- _PROBLEM STATEMENT_:
Identify each line containing the word "refers" and copy it.

((

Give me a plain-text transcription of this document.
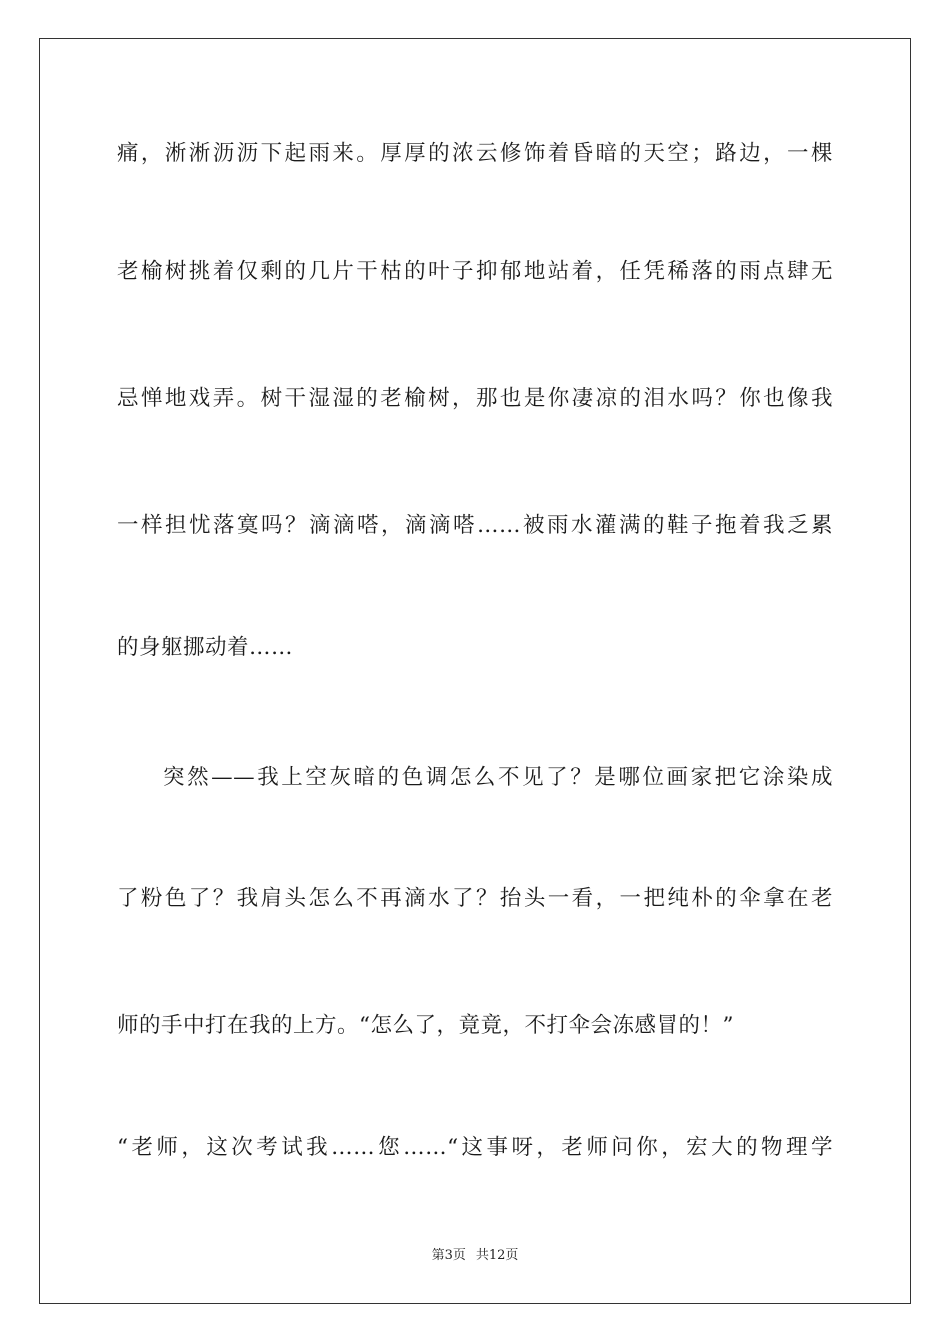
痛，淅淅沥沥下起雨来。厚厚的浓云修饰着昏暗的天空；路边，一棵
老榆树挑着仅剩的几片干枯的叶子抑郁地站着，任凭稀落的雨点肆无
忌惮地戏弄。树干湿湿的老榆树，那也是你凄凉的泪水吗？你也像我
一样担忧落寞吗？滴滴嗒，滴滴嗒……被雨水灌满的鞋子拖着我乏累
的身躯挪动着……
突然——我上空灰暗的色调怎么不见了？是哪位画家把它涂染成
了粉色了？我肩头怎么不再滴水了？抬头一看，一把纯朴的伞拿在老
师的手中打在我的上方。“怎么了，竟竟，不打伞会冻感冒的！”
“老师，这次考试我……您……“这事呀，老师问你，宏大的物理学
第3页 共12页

))
((

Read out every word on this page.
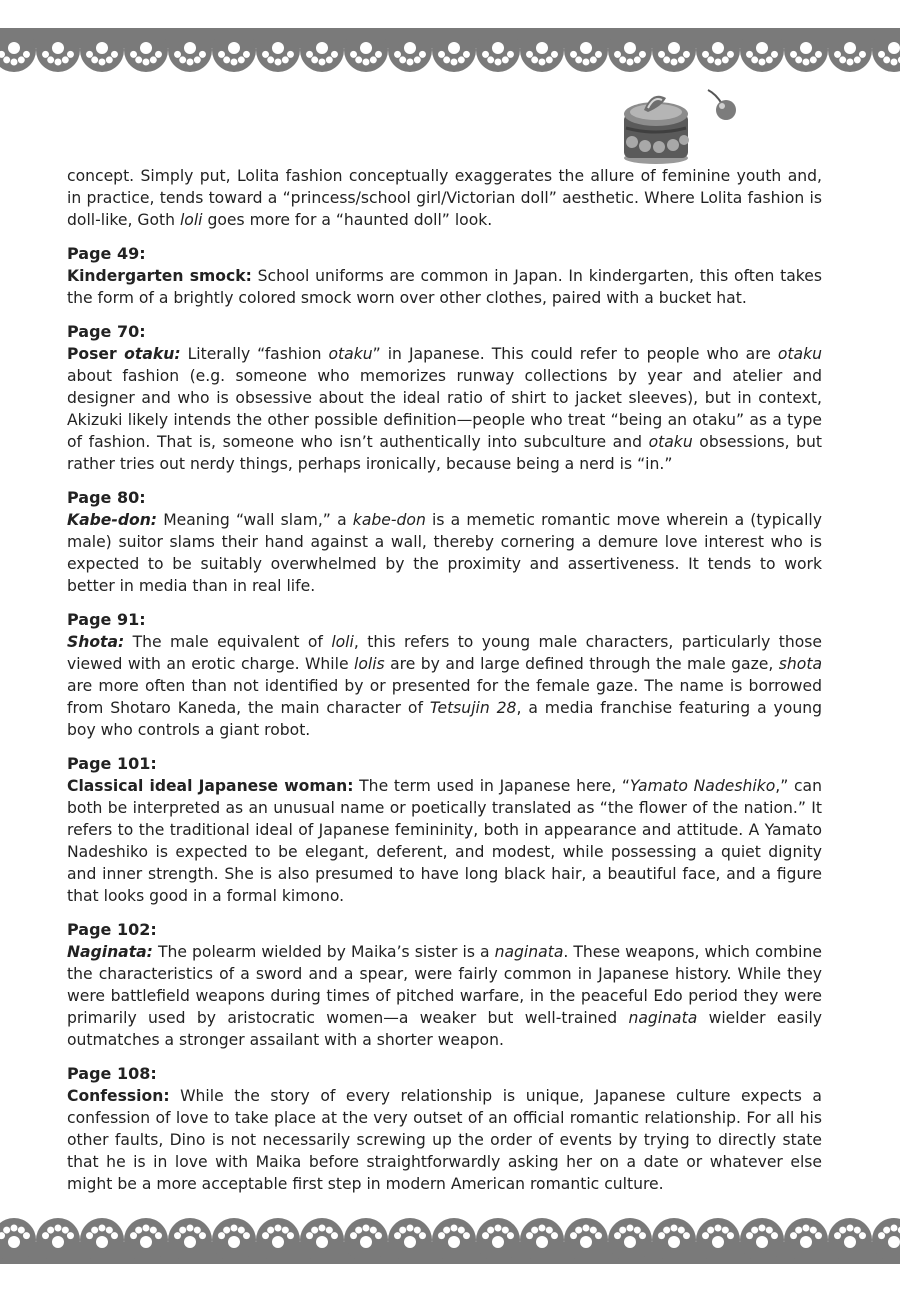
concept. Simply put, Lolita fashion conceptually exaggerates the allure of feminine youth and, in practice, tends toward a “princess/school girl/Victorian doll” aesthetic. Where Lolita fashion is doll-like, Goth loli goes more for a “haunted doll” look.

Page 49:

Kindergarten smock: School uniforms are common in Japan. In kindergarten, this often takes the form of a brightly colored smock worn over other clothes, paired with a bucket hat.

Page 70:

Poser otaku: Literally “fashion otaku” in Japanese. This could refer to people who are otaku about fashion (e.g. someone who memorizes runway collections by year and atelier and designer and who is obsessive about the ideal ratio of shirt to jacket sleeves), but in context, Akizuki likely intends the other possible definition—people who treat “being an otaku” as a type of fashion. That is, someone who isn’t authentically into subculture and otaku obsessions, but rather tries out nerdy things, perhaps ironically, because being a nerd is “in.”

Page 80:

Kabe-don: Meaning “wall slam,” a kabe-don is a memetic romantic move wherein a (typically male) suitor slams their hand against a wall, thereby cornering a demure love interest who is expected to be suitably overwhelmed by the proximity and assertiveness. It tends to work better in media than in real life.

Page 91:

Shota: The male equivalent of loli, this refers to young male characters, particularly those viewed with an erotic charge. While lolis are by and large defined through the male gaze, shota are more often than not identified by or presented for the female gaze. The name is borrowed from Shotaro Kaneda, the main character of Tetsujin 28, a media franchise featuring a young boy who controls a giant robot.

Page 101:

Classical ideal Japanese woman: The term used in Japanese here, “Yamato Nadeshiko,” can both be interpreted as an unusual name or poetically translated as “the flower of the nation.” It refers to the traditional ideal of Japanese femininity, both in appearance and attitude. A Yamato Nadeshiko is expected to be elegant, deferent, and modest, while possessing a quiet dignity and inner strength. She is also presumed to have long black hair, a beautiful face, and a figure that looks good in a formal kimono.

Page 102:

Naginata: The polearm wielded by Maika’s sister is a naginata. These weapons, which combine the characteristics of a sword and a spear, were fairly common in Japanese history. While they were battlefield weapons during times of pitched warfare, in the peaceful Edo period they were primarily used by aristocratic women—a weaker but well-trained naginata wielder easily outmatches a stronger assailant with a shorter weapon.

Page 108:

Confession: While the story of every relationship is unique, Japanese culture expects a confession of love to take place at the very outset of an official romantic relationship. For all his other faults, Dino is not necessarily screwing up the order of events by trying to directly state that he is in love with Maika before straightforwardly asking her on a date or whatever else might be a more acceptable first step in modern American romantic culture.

))

- _EXERCISE ANSWER_:
Shota: The male equivalent of loli, this refers to young male characters, particularly those viewed with an erotic charge. While lolis are by and large defined through the male gaze, shota are more often than not identified by or presented for the female gaze. The name is borrowed from Shotaro Kaneda, the main character of Tetsujin 28, a media franchise featuring a young boy who controls a giant robot.
Classical ideal Japanese woman: The term used in Japanese here, “Yamato Nadeshiko,” can both be interpreted as an unusual name or poetically translated as “the flower of the nation.” It refers to the traditional ideal of Japanese femininity, both in appearance and attitude. A Yamato Nadeshiko is expected to be elegant, deferent, and modest, while possessing a quiet dignity and inner strength. She is also presumed to have long black hair, a beautiful face, and a figure that looks good in a formal kimono.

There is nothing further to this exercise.